What to produce:
For the material that follows, list every line containing the word "Gran".

(Collected data entries)
##########
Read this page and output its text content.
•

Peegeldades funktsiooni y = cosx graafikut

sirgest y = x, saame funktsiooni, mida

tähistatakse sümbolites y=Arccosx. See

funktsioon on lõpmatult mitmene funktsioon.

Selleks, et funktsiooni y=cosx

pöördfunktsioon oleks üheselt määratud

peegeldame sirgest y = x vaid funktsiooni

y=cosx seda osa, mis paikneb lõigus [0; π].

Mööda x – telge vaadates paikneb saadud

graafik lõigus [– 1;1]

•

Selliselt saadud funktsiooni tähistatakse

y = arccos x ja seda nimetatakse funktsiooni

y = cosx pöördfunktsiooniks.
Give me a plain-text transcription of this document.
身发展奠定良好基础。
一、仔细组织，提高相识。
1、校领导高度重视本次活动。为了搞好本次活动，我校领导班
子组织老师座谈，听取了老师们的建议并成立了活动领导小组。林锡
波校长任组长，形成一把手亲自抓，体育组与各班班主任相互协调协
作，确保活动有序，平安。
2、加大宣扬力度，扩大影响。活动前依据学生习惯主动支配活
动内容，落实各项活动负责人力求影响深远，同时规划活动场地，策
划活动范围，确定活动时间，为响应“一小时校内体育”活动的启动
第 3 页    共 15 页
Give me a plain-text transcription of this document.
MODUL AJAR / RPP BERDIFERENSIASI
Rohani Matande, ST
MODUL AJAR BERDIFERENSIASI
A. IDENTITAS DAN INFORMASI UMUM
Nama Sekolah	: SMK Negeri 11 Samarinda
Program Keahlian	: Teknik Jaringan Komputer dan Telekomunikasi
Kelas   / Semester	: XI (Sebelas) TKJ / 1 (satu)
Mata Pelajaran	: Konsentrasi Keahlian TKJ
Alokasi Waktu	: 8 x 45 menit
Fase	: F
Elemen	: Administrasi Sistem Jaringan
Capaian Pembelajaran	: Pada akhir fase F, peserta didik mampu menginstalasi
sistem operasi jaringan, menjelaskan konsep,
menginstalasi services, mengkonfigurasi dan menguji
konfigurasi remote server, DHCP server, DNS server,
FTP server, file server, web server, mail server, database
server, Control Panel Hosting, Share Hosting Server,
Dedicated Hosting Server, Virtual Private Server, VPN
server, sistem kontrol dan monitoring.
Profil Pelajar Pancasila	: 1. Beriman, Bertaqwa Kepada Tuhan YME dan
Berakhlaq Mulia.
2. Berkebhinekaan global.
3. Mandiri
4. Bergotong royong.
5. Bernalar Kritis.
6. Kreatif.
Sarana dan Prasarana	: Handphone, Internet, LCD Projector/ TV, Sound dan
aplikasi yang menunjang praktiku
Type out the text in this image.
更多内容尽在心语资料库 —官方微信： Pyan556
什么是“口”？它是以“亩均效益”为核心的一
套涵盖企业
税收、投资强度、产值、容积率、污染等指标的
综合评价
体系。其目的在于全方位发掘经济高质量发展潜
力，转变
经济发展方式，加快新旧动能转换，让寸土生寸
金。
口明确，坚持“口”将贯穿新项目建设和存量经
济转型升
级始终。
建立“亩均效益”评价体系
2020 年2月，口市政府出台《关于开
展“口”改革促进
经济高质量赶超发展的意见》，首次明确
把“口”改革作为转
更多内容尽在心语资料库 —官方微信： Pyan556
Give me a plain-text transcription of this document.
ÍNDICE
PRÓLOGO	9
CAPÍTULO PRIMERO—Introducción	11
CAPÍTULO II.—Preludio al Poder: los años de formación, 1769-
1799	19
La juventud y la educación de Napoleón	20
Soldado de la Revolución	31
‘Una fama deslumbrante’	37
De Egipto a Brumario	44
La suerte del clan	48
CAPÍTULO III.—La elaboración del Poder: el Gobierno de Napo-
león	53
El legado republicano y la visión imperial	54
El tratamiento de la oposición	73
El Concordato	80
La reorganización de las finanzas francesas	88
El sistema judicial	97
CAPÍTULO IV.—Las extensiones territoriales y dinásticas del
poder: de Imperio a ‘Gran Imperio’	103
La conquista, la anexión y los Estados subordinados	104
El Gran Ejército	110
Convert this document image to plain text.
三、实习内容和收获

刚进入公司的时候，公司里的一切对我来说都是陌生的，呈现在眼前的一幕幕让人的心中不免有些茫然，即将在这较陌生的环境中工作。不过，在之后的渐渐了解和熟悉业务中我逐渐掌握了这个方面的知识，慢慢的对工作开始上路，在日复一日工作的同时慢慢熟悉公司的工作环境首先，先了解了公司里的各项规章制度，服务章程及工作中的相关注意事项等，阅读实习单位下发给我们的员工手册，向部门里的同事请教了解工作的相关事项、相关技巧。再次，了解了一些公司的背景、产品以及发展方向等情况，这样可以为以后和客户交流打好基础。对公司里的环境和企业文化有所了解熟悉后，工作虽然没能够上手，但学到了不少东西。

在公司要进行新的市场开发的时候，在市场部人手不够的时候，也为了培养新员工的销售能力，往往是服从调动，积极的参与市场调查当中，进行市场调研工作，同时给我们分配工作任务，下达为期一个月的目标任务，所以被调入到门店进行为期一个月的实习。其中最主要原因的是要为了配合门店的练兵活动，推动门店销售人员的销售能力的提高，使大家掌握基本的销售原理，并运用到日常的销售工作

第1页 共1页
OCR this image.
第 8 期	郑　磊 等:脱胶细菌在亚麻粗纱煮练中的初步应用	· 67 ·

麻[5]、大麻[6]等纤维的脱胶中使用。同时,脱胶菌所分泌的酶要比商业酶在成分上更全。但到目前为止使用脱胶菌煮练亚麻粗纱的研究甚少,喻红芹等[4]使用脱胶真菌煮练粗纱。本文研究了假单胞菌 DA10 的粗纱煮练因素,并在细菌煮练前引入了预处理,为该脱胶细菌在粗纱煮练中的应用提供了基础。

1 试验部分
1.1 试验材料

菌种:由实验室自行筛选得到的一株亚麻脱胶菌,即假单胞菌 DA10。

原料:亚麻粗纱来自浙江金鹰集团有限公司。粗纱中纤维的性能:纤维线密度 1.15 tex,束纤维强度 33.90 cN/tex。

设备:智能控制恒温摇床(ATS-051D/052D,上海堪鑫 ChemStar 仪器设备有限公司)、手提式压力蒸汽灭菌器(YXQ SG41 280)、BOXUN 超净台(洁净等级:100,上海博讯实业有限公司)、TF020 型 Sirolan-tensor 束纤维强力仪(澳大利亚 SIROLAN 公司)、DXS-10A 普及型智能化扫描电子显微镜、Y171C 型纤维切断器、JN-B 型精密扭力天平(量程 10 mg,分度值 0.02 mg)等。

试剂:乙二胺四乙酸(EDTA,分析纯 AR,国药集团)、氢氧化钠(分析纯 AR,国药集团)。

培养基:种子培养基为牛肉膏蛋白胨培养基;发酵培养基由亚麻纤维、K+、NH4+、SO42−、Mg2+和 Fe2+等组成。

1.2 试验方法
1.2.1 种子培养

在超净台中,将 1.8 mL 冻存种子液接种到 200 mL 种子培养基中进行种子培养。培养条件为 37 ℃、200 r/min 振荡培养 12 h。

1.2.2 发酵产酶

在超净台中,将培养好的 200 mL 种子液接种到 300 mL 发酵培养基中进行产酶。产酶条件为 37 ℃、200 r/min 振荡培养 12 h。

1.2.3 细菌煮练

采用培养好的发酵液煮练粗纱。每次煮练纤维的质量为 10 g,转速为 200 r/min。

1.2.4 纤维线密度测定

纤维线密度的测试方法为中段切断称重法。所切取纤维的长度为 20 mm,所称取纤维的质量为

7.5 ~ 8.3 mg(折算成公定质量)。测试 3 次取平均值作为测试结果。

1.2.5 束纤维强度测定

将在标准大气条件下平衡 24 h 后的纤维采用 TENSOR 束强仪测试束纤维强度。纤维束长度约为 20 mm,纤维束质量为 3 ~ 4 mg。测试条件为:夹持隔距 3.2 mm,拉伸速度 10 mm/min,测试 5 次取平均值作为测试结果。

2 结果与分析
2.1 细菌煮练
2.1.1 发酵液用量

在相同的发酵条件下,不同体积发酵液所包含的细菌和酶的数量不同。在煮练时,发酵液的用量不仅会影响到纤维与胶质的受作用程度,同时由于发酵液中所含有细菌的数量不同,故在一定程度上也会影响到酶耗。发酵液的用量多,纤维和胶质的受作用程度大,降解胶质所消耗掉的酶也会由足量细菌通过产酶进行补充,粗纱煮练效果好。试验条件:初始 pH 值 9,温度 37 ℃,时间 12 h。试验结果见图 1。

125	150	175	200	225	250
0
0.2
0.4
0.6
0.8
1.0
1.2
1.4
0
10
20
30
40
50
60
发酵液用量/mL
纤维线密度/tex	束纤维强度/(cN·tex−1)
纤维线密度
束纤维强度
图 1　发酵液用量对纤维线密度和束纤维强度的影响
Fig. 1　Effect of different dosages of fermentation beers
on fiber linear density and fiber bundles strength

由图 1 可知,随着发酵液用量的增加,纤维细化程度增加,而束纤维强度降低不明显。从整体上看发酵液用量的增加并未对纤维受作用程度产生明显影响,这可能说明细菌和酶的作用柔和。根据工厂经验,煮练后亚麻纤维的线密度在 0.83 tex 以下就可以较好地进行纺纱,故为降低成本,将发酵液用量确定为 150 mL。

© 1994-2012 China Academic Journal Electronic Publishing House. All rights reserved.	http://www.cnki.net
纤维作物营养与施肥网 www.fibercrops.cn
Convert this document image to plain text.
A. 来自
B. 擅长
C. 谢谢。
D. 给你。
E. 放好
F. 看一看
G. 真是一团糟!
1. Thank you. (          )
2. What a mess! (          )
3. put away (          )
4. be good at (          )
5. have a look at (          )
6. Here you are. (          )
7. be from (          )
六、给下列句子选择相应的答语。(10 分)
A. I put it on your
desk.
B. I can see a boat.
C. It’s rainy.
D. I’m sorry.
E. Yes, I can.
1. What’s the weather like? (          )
##########
Task response:
poder: de Imperio a ‘Gran Imperio’	103
El Gran Ejército	110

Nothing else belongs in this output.